-- begin Stored rows --
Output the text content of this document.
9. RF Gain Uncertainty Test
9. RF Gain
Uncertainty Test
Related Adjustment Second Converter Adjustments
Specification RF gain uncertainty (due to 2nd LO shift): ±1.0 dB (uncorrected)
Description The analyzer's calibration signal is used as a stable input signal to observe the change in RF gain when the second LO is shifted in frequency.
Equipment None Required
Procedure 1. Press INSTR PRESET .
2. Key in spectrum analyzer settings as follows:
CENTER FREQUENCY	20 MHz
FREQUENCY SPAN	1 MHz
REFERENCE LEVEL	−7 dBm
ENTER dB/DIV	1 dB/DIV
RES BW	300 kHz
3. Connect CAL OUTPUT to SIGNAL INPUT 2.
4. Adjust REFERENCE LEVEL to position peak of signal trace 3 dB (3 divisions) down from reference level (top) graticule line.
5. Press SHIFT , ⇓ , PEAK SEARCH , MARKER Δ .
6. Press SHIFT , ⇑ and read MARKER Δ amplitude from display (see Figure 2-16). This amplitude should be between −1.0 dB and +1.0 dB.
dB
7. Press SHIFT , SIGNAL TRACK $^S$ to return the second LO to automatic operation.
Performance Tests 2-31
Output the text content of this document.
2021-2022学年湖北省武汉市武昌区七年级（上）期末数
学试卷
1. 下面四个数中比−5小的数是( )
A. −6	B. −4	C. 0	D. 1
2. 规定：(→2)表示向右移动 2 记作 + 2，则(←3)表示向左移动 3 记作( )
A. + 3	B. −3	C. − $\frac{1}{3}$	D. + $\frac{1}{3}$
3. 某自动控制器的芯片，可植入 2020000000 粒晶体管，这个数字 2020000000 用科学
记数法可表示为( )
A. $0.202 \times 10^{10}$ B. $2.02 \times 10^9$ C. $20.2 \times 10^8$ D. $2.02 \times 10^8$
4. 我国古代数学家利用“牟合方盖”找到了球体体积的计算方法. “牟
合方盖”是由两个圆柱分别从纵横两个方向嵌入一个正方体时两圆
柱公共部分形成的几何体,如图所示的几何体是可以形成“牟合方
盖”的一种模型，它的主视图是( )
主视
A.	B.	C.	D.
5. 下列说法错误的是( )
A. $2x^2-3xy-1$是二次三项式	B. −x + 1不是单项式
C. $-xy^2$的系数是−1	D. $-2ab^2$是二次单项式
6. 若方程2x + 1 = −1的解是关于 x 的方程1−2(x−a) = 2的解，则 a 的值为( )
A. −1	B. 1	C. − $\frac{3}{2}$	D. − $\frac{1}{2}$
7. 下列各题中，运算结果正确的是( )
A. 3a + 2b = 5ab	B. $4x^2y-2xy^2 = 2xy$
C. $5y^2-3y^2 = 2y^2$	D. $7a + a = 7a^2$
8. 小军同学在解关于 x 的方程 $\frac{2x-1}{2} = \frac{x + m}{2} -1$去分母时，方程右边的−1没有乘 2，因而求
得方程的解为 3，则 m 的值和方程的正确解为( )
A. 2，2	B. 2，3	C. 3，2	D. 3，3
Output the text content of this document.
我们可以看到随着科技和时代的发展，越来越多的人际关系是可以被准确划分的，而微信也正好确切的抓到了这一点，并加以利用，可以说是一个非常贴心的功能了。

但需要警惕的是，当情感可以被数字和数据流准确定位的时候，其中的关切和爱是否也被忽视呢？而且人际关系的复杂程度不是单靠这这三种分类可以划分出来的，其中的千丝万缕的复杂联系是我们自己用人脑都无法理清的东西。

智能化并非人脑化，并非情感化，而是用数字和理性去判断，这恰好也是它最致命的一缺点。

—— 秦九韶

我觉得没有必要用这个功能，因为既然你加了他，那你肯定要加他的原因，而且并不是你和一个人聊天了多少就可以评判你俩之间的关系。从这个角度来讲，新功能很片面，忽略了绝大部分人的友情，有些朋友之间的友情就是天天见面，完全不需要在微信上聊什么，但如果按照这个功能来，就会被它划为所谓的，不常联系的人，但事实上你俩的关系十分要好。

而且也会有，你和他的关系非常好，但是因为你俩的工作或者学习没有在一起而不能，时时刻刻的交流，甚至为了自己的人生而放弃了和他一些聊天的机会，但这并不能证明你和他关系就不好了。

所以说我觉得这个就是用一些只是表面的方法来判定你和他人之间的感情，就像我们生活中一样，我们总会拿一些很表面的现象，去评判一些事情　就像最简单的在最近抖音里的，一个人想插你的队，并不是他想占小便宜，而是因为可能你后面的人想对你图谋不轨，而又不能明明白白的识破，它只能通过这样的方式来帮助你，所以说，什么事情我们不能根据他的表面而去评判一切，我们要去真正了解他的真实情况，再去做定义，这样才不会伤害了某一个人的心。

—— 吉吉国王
-- end Stored rows --
**Set problem**
Using the listing above, gather each line that holds the string "analyzer" and copy it.

**Result of this exercise**
Description The analyzer's calibration signal is used as a stable input signal to observe the change in RF gain when the second LO is shifted in frequency.
2. Key in spectrum analyzer settings as follows:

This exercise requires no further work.